Supplied entries:
-----

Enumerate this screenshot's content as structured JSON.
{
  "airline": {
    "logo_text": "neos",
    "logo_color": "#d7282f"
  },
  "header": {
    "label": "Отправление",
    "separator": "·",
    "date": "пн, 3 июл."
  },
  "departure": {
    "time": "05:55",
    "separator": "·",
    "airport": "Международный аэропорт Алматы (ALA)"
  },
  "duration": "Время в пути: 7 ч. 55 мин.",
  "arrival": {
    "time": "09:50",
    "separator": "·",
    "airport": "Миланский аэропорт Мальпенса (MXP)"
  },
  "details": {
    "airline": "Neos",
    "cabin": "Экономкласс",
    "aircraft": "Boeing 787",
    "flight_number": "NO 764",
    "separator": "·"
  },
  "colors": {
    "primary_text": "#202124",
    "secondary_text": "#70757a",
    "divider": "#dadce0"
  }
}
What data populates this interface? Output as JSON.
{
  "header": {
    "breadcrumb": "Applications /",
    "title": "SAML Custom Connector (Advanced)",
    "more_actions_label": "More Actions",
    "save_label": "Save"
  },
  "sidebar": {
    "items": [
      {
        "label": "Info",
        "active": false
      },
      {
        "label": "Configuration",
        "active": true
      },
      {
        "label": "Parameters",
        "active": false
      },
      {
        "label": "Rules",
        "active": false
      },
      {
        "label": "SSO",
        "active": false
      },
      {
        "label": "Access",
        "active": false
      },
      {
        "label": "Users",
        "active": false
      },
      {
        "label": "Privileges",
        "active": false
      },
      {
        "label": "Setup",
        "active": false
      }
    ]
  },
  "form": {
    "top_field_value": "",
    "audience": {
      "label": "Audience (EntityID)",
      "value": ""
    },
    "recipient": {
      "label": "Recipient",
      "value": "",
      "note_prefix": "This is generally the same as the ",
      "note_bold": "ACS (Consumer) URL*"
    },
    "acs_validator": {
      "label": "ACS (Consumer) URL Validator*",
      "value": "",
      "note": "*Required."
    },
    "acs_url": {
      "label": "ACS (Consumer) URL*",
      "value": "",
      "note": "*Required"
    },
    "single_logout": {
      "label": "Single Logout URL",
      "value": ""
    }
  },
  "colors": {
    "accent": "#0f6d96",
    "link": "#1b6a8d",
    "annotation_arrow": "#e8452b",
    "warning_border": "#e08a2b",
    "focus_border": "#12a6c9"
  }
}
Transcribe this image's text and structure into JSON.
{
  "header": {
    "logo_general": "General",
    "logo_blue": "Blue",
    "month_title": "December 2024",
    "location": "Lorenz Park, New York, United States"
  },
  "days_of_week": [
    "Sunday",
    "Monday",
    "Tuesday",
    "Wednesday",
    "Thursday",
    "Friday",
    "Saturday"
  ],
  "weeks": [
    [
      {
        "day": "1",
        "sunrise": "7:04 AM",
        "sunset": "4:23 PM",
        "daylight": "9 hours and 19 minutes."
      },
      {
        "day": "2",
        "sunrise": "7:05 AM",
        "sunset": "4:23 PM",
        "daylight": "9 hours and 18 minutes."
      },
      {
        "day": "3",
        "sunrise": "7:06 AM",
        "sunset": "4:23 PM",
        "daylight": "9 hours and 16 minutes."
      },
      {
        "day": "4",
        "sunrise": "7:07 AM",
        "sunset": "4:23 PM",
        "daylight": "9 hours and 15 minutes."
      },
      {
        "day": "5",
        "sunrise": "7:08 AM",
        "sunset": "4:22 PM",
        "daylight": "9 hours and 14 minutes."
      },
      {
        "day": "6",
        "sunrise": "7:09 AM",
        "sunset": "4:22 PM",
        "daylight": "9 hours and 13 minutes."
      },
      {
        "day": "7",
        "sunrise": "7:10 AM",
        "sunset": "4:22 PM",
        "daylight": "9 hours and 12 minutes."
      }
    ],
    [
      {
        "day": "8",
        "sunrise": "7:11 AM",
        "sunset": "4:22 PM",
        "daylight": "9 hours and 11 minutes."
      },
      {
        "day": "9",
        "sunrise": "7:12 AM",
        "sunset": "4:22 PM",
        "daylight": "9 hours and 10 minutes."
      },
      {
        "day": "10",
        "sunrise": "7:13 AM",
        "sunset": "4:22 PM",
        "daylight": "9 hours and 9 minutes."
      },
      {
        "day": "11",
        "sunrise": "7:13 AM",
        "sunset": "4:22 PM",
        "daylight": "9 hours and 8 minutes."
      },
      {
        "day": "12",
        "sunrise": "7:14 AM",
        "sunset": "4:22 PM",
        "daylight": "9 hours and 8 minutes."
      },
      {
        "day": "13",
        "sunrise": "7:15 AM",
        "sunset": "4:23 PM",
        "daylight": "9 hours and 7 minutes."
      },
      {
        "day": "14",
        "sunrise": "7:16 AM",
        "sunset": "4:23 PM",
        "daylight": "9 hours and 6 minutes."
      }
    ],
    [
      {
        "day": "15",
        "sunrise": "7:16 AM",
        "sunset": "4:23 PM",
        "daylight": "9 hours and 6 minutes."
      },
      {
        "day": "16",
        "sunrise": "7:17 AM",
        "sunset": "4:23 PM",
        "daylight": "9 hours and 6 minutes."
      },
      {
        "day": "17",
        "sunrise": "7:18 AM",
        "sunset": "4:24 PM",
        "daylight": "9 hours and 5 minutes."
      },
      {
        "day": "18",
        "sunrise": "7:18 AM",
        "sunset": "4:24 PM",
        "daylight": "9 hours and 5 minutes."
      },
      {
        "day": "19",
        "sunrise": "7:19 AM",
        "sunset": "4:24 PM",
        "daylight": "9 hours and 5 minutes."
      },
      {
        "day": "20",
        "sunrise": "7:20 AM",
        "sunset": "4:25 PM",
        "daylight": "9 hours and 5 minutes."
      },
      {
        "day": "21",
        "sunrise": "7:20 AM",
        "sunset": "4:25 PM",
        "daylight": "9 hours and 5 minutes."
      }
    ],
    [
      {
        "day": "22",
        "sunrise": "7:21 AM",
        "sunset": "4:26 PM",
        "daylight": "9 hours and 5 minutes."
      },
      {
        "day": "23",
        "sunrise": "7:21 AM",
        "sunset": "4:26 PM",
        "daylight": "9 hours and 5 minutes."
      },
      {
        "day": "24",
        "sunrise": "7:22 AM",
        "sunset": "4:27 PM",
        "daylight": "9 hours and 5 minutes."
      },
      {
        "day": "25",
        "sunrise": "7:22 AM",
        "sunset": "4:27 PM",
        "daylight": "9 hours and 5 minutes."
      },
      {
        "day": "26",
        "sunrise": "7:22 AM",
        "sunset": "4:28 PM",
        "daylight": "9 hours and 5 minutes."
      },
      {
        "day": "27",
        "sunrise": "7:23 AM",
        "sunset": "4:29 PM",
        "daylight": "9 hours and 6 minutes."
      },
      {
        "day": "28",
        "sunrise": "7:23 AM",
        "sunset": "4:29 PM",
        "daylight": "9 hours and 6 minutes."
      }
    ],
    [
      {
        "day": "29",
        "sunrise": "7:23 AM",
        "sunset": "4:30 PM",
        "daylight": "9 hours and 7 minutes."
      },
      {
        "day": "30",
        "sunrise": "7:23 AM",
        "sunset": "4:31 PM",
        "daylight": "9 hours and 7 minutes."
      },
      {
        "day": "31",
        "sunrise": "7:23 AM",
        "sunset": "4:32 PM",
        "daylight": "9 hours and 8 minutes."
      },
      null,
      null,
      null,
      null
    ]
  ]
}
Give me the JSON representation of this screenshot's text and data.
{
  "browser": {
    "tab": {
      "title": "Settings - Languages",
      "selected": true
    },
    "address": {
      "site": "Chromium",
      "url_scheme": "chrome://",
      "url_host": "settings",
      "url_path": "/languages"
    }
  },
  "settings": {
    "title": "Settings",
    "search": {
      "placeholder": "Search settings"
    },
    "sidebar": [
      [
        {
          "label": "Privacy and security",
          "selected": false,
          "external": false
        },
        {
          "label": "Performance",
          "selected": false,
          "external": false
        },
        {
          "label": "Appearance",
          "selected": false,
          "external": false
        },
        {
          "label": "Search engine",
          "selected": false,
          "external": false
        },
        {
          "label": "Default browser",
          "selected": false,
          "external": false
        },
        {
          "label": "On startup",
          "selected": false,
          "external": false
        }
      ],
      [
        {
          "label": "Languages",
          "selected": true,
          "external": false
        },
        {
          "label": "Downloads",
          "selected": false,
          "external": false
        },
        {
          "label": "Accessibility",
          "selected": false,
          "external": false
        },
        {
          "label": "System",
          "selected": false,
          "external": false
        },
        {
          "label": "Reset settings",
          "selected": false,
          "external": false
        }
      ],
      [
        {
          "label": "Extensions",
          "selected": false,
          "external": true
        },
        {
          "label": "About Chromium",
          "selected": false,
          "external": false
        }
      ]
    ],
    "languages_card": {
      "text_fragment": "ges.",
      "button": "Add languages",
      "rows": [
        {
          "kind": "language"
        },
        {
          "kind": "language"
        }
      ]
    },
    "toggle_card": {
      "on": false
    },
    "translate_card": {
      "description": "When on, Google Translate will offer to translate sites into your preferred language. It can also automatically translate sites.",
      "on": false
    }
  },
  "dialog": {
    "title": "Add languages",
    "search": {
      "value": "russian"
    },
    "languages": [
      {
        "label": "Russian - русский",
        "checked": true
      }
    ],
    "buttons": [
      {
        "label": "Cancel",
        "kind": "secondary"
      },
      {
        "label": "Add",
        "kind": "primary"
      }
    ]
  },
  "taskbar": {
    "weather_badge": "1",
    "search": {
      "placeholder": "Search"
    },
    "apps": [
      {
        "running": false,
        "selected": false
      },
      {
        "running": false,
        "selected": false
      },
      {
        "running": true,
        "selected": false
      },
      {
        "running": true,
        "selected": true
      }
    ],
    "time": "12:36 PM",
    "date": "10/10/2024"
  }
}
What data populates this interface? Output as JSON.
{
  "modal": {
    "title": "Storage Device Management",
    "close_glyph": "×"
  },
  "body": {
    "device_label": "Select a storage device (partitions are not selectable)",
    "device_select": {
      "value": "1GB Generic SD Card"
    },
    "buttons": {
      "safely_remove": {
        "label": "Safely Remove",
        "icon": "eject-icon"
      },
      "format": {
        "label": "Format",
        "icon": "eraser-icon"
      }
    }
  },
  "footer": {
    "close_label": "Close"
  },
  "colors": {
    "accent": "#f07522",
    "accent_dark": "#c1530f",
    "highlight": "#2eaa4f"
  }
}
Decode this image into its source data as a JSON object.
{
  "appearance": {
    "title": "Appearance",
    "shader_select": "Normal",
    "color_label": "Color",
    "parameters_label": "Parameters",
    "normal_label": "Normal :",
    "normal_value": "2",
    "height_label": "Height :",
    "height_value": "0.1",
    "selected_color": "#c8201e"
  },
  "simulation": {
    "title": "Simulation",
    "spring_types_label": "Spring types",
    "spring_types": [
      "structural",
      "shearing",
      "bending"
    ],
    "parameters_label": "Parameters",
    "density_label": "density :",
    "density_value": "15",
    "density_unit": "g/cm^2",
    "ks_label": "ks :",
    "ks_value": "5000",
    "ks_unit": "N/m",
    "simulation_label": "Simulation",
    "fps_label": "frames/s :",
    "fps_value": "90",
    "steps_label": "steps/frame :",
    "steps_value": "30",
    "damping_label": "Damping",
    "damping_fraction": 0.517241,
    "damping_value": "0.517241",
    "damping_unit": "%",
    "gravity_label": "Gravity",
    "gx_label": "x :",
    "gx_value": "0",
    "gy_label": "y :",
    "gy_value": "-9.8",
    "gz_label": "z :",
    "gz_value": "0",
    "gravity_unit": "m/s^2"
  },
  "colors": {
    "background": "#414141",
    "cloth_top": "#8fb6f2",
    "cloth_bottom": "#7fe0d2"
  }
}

-----

Work instructions:
From the entries above, copy every line that holds the word "data".

Exercise solution:
What data populates this interface? Output as JSON.
Give me the JSON representation of this screenshot's text and data.
What data populates this interface? Output as JSON.
Decode this image into its source data as a JSON object.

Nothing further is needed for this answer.